> **Written task**:
Carry none of the pictures over; write out the complete data exactly.

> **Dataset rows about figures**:

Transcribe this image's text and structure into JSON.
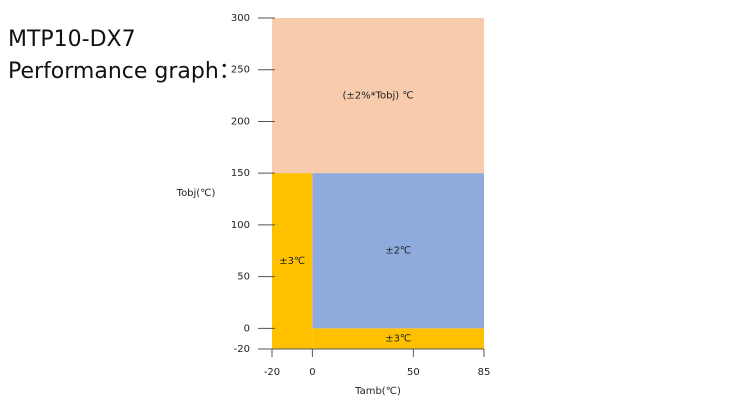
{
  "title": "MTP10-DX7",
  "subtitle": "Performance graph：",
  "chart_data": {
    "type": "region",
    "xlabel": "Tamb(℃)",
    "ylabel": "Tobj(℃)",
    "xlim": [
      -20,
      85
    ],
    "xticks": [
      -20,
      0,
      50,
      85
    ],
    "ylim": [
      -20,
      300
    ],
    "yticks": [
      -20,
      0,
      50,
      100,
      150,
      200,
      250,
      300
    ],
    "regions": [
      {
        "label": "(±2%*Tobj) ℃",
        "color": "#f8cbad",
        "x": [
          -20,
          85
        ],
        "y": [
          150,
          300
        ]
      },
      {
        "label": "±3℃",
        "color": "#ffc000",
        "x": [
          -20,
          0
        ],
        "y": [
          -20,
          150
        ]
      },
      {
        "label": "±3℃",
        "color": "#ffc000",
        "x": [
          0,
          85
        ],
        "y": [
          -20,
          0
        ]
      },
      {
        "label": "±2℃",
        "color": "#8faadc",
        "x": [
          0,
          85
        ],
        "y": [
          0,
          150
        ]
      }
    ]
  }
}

> **Full solution**:
Transcribe this image's text and structure into JSON.
{
  "title": "MTP10-DX7",
  "subtitle": "Performance graph：",
  "chart_data": {
    "type": "region",
    "xlabel": "Tamb(℃)",
    "ylabel": "Tobj(℃)",
    "xlim": [
      -20,
      85
    ],
    "xticks": [
      -20,
      0,
      50,
      85
    ],
    "ylim": [
      -20,
      300
    ],
    "yticks": [
      -20,
      0,
      50,
      100,
      150,
      200,
      250,
      300
    ],
    "regions": [
      {
        "label": "(±2%*Tobj) ℃",
        "color": "#f8cbad",
        "x": [
          -20,
          85
        ],
        "y": [
          150,
          300
        ]
      },
      {
        "label": "±3℃",
        "color": "#ffc000",
        "x": [
          -20,
          0
        ],
        "y": [
          -20,
          150
        ]
      },
      {
        "label": "±3℃",
        "color": "#ffc000",
        "x": [
          0,
          85
        ],
        "y": [
          -20,
          0
        ]
      },
      {
        "label": "±2℃",
        "color": "#8faadc",
        "x": [
          0,
          85
        ],
        "y": [
          0,
          150
        ]
      }
    ]
  }
}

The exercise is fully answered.